WORK TO COMPLETE: Work out the number of lines containing "August". Answer with nothing but that number.

===== EXTRACTED DATA

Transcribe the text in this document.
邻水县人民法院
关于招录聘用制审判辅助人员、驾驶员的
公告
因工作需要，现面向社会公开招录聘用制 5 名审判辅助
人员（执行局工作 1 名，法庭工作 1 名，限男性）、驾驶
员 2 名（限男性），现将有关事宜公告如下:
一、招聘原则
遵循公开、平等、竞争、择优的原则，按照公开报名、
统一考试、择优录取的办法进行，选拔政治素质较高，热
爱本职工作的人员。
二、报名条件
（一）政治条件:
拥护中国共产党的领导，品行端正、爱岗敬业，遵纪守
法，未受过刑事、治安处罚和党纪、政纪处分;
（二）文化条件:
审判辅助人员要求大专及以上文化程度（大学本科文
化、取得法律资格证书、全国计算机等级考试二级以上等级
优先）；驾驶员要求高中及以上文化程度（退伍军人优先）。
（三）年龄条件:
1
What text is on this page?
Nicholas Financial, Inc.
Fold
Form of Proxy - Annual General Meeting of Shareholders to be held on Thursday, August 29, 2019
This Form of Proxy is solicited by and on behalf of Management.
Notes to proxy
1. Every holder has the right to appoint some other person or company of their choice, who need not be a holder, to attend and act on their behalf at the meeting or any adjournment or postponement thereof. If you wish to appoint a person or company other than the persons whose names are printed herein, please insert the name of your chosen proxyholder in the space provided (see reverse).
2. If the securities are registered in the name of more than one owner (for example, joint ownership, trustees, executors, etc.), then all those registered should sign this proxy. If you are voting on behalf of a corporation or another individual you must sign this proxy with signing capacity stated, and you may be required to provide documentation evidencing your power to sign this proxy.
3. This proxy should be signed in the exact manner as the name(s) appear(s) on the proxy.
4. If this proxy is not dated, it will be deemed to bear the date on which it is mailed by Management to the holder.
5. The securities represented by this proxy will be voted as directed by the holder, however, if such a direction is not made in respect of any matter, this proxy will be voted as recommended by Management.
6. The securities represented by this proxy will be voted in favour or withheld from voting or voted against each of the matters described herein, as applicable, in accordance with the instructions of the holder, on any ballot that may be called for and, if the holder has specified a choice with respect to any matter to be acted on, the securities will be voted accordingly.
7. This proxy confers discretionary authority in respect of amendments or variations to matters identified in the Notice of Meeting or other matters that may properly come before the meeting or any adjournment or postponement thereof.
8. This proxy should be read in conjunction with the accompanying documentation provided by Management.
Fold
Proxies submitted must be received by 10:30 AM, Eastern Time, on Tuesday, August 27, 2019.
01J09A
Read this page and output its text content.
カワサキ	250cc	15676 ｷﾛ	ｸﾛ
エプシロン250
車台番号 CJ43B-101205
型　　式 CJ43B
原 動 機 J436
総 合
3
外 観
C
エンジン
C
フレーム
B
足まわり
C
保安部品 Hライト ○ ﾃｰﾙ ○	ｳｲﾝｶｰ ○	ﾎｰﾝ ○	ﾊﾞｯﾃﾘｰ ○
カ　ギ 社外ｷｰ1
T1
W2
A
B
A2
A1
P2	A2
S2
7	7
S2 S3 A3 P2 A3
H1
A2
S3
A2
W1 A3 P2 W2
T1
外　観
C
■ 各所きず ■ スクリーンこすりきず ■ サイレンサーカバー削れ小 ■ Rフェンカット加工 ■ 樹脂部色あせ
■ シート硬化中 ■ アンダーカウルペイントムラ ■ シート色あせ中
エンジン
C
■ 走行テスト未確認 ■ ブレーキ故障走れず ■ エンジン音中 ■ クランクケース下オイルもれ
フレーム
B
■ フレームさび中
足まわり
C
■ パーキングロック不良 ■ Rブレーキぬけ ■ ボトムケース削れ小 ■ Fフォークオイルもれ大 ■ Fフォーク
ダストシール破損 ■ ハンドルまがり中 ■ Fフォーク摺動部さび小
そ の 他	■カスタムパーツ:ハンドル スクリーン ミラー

==========

OUTPUT FOR THIS EXERCISE: 2